··· The records

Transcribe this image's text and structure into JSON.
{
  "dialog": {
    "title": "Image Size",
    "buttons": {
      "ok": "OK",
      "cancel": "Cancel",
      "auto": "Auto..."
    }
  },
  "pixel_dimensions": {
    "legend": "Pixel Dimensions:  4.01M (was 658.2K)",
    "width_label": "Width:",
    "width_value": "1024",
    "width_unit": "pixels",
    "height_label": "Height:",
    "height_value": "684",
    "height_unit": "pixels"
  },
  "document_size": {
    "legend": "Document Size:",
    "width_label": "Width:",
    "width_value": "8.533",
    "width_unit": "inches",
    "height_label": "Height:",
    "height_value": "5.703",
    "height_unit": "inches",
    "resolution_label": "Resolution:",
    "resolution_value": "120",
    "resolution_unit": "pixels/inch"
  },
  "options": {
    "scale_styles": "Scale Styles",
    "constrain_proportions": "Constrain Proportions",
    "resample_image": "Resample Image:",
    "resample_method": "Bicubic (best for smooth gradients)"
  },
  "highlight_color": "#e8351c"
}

······

* [Instructions to follow]:
Quote each line of the data above exactly as written.

* [Response]:
Transcribe this image's text and structure into JSON.
{
  "dialog": {
    "title": "Image Size",
    "buttons": {
      "ok": "OK",
      "cancel": "Cancel",
      "auto": "Auto..."
    }
  },
  "pixel_dimensions": {
    "legend": "Pixel Dimensions:  4.01M (was 658.2K)",
    "width_label": "Width:",
    "width_value": "1024",
    "width_unit": "pixels",
    "height_label": "Height:",
    "height_value": "684",
    "height_unit": "pixels"
  },
  "document_size": {
    "legend": "Document Size:",
    "width_label": "Width:",
    "width_value": "8.533",
    "width_unit": "inches",
    "height_label": "Height:",
    "height_value": "5.703",
    "height_unit": "inches",
    "resolution_label": "Resolution:",
    "resolution_value": "120",
    "resolution_unit": "pixels/inch"
  },
  "options": {
    "scale_styles": "Scale Styles",
    "constrain_proportions": "Constrain Proportions",
    "resample_image": "Resample Image:",
    "resample_method": "Bicubic (best for smooth gradients)"
  },
  "highlight_color": "#e8351c"
}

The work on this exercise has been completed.